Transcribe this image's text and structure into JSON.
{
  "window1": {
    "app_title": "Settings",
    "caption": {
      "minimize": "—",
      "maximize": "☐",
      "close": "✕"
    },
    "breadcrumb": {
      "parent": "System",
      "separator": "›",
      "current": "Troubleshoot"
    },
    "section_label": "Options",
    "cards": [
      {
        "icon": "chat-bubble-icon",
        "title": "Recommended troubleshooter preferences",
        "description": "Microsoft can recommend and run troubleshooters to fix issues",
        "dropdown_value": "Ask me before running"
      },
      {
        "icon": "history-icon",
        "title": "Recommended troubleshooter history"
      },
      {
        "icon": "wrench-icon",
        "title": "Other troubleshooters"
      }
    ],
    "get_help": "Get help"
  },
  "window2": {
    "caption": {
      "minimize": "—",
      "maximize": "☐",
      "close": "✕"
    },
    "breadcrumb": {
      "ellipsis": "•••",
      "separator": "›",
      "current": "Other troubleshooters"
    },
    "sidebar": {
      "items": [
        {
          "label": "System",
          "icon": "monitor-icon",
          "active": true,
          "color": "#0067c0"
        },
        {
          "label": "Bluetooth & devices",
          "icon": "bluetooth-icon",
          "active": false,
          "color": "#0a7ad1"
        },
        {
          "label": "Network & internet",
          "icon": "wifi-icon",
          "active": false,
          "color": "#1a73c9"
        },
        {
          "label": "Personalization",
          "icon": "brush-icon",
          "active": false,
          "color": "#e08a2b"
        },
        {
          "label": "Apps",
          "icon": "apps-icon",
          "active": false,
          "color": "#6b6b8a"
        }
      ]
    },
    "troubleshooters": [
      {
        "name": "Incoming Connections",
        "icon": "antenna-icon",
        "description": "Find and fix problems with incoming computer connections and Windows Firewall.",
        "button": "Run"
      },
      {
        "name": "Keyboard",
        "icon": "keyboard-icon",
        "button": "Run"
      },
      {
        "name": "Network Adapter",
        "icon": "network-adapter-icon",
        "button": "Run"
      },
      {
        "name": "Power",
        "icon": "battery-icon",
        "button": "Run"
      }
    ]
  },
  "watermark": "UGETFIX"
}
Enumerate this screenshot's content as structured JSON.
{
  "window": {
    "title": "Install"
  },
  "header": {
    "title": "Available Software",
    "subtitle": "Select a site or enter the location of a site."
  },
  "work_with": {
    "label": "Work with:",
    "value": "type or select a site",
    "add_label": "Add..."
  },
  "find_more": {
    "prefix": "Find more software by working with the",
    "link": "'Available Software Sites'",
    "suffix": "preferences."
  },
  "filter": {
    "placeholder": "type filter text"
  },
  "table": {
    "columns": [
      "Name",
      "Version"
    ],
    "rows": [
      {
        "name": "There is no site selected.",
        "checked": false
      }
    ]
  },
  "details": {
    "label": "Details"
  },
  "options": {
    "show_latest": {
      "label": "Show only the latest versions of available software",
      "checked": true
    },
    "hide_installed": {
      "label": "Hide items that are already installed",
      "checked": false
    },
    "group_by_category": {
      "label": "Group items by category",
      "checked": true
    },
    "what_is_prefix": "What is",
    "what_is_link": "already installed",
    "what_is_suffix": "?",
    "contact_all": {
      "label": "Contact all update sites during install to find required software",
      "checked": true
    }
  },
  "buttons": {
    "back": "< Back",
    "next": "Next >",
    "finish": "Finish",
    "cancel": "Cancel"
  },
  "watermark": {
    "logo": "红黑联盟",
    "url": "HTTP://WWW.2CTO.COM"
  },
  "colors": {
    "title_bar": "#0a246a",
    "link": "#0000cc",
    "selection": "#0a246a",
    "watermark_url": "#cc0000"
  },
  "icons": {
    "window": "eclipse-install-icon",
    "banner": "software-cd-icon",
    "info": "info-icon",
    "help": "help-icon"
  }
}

——

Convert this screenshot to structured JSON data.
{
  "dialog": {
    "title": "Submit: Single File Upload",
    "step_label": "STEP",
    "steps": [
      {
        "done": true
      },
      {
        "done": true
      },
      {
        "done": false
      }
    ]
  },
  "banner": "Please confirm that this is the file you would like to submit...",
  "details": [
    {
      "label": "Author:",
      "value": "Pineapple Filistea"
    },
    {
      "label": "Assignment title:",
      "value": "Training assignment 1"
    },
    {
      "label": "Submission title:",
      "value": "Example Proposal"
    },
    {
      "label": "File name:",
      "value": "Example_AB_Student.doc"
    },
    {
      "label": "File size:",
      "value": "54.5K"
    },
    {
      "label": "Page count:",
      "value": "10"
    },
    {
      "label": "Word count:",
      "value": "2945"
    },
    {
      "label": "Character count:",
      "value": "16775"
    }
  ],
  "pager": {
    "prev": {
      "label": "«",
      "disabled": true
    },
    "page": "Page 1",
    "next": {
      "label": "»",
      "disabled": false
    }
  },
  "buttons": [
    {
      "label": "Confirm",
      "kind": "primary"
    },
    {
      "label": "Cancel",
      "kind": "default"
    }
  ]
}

——

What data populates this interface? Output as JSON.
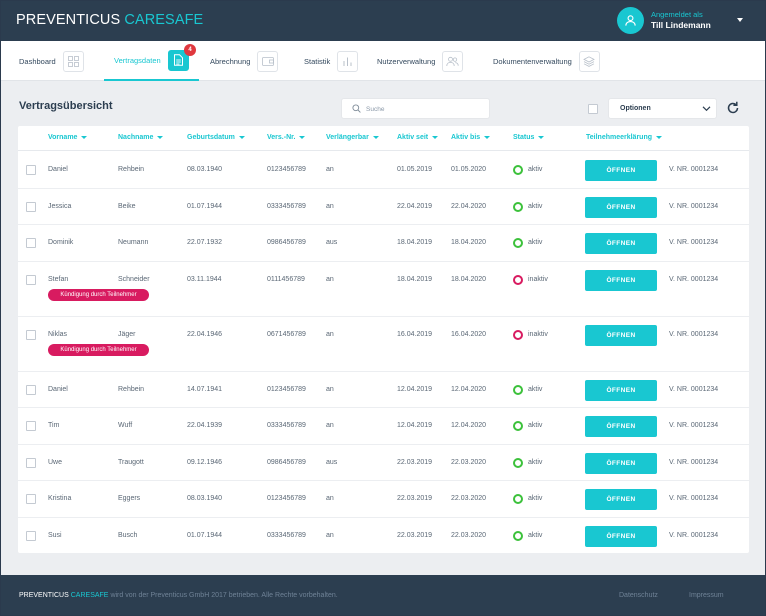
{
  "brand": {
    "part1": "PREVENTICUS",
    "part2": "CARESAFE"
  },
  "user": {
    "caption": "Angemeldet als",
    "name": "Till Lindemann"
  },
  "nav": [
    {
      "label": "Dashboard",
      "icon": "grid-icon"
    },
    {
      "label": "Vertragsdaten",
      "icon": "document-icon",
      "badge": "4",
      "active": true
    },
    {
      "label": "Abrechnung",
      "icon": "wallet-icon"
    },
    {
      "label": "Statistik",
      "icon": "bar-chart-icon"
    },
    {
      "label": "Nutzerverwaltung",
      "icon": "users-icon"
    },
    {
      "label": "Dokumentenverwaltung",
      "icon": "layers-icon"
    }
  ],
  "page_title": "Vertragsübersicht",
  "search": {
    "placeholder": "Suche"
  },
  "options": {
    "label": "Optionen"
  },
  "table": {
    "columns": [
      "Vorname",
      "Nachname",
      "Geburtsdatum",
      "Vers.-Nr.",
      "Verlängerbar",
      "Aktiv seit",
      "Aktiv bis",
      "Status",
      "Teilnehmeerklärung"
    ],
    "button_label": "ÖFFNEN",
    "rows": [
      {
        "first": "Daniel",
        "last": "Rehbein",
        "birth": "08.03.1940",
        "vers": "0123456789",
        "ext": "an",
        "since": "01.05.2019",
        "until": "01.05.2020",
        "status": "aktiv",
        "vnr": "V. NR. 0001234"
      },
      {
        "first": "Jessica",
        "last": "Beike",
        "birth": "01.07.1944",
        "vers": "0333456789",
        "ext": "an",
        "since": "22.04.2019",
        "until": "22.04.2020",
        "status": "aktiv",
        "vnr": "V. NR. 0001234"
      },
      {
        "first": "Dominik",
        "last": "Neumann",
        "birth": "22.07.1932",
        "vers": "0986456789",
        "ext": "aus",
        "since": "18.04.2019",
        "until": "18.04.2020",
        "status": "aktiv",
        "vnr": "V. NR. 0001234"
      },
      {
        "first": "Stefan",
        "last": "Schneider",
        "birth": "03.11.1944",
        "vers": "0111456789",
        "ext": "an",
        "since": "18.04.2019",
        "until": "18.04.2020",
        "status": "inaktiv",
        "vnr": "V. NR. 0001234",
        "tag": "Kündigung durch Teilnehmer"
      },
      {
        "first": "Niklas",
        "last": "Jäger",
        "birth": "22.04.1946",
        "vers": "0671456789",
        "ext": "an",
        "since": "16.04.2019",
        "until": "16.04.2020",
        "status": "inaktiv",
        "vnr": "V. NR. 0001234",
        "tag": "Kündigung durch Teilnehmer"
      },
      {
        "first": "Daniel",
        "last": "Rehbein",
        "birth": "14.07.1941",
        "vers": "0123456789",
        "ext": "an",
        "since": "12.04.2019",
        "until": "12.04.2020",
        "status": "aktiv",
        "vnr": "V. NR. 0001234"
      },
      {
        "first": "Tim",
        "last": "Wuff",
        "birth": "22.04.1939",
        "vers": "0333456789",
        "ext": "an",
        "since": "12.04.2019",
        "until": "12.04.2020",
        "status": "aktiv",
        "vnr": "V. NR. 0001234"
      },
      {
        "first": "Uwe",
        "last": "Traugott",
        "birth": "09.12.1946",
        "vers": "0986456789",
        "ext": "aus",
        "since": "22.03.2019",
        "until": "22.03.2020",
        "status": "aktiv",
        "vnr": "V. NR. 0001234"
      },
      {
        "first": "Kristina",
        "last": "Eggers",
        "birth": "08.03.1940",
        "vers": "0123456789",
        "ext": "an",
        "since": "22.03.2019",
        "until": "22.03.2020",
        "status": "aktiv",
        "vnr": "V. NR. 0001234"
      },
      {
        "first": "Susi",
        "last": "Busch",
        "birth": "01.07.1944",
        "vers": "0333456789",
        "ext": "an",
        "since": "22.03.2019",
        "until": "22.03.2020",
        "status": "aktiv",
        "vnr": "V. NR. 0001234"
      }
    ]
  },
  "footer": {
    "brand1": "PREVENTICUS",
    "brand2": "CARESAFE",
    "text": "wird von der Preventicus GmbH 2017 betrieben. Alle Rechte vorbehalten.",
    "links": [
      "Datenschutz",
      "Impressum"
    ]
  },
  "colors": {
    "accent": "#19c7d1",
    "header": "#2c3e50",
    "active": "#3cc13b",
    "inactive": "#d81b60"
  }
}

——

= The task =
Using the records above, pull out each line where the word "type" occurs.

= Result for this task =
    "value": "type or select a site",
    "placeholder": "type filter text"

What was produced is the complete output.